Written exercise ▸
Write out all of the entries exactly, please.
### Source records ###
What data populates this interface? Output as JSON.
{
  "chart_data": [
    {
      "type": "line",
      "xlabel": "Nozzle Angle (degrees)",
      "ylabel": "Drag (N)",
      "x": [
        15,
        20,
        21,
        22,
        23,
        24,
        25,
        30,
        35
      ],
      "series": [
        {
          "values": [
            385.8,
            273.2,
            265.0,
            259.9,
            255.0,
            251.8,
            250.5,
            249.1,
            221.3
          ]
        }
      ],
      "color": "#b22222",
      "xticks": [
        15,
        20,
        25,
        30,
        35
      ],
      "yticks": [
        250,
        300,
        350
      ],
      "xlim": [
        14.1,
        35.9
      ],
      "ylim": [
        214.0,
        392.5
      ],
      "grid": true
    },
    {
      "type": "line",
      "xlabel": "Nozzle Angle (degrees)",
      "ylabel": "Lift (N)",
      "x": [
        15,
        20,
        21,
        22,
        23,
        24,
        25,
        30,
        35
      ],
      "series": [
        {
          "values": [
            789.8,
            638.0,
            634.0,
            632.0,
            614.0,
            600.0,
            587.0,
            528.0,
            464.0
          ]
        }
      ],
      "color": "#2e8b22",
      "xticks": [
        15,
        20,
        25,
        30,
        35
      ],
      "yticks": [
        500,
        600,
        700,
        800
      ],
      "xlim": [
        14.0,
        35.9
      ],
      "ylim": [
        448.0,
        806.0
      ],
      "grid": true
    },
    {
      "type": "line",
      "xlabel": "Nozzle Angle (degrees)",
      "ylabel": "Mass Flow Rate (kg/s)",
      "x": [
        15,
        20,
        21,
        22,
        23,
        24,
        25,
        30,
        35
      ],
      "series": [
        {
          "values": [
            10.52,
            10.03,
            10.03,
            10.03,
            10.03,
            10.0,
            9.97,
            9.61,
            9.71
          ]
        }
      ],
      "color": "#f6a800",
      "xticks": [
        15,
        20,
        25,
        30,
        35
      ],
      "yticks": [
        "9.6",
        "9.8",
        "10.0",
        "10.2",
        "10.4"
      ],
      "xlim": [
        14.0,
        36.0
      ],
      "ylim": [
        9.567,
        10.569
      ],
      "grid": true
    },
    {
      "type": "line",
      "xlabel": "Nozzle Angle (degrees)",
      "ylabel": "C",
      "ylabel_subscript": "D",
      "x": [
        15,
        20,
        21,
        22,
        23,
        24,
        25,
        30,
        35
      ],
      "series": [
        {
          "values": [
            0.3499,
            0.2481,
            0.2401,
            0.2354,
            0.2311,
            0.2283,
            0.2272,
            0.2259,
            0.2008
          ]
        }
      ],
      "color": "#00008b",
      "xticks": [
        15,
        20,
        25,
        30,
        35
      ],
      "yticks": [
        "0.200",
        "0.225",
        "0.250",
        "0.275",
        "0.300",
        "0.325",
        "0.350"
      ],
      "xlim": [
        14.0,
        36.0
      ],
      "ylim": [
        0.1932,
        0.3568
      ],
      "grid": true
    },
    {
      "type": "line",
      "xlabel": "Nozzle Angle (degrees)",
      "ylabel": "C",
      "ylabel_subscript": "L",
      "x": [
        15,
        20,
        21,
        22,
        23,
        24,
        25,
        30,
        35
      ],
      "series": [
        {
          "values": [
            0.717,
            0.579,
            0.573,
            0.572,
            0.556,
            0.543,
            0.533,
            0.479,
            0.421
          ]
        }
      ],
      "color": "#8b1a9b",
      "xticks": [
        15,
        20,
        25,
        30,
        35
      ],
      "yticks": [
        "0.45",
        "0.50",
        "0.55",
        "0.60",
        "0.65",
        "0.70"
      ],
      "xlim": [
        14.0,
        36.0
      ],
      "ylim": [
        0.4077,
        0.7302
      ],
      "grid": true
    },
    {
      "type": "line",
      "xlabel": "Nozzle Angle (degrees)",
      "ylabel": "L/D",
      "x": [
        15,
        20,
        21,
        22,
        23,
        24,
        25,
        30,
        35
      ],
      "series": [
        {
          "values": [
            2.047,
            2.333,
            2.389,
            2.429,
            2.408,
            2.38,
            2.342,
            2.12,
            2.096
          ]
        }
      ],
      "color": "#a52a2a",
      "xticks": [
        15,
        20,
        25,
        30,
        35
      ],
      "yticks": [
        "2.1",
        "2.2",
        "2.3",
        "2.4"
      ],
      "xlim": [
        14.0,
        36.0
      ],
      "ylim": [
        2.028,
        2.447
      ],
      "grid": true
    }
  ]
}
###
Answer for the task ▸
What data populates this interface? Output as JSON.
{
  "chart_data": [
    {
      "type": "line",
      "xlabel": "Nozzle Angle (degrees)",
      "ylabel": "Drag (N)",
      "x": [
        15,
        20,
        21,
        22,
        23,
        24,
        25,
        30,
        35
      ],
      "series": [
        {
          "values": [
            385.8,
            273.2,
            265.0,
            259.9,
            255.0,
            251.8,
            250.5,
            249.1,
            221.3
          ]
        }
      ],
      "color": "#b22222",
      "xticks": [
        15,
        20,
        25,
        30,
        35
      ],
      "yticks": [
        250,
        300,
        350
      ],
      "xlim": [
        14.1,
        35.9
      ],
      "ylim": [
        214.0,
        392.5
      ],
      "grid": true
    },
    {
      "type": "line",
      "xlabel": "Nozzle Angle (degrees)",
      "ylabel": "Lift (N)",
      "x": [
        15,
        20,
        21,
        22,
        23,
        24,
        25,
        30,
        35
      ],
      "series": [
        {
          "values": [
            789.8,
            638.0,
            634.0,
            632.0,
            614.0,
            600.0,
            587.0,
            528.0,
            464.0
          ]
        }
      ],
      "color": "#2e8b22",
      "xticks": [
        15,
        20,
        25,
        30,
        35
      ],
      "yticks": [
        500,
        600,
        700,
        800
      ],
      "xlim": [
        14.0,
        35.9
      ],
      "ylim": [
        448.0,
        806.0
      ],
      "grid": true
    },
    {
      "type": "line",
      "xlabel": "Nozzle Angle (degrees)",
      "ylabel": "Mass Flow Rate (kg/s)",
      "x": [
        15,
        20,
        21,
        22,
        23,
        24,
        25,
        30,
        35
      ],
      "series": [
        {
          "values": [
            10.52,
            10.03,
            10.03,
            10.03,
            10.03,
            10.0,
            9.97,
            9.61,
            9.71
          ]
        }
      ],
      "color": "#f6a800",
      "xticks": [
        15,
        20,
        25,
        30,
        35
      ],
      "yticks": [
        "9.6",
        "9.8",
        "10.0",
        "10.2",
        "10.4"
      ],
      "xlim": [
        14.0,
        36.0
      ],
      "ylim": [
        9.567,
        10.569
      ],
      "grid": true
    },
    {
      "type": "line",
      "xlabel": "Nozzle Angle (degrees)",
      "ylabel": "C",
      "ylabel_subscript": "D",
      "x": [
        15,
        20,
        21,
        22,
        23,
        24,
        25,
        30,
        35
      ],
      "series": [
        {
          "values": [
            0.3499,
            0.2481,
            0.2401,
            0.2354,
            0.2311,
            0.2283,
            0.2272,
            0.2259,
            0.2008
          ]
        }
      ],
      "color": "#00008b",
      "xticks": [
        15,
        20,
        25,
        30,
        35
      ],
      "yticks": [
        "0.200",
        "0.225",
        "0.250",
        "0.275",
        "0.300",
        "0.325",
        "0.350"
      ],
      "xlim": [
        14.0,
        36.0
      ],
      "ylim": [
        0.1932,
        0.3568
      ],
      "grid": true
    },
    {
      "type": "line",
      "xlabel": "Nozzle Angle (degrees)",
      "ylabel": "C",
      "ylabel_subscript": "L",
      "x": [
        15,
        20,
        21,
        22,
        23,
        24,
        25,
        30,
        35
      ],
      "series": [
        {
          "values": [
            0.717,
            0.579,
            0.573,
            0.572,
            0.556,
            0.543,
            0.533,
            0.479,
            0.421
          ]
        }
      ],
      "color": "#8b1a9b",
      "xticks": [
        15,
        20,
        25,
        30,
        35
      ],
      "yticks": [
        "0.45",
        "0.50",
        "0.55",
        "0.60",
        "0.65",
        "0.70"
      ],
      "xlim": [
        14.0,
        36.0
      ],
      "ylim": [
        0.4077,
        0.7302
      ],
      "grid": true
    },
    {
      "type": "line",
      "xlabel": "Nozzle Angle (degrees)",
      "ylabel": "L/D",
      "x": [
        15,
        20,
        21,
        22,
        23,
        24,
        25,
        30,
        35
      ],
      "series": [
        {
          "values": [
            2.047,
            2.333,
            2.389,
            2.429,
            2.408,
            2.38,
            2.342,
            2.12,
            2.096
          ]
        }
      ],
      "color": "#a52a2a",
      "xticks": [
        15,
        20,
        25,
        30,
        35
      ],
      "yticks": [
        "2.1",
        "2.2",
        "2.3",
        "2.4"
      ],
      "xlim": [
        14.0,
        36.0
      ],
      "ylim": [
        2.028,
        2.447
      ],
      "grid": true
    }
  ]
}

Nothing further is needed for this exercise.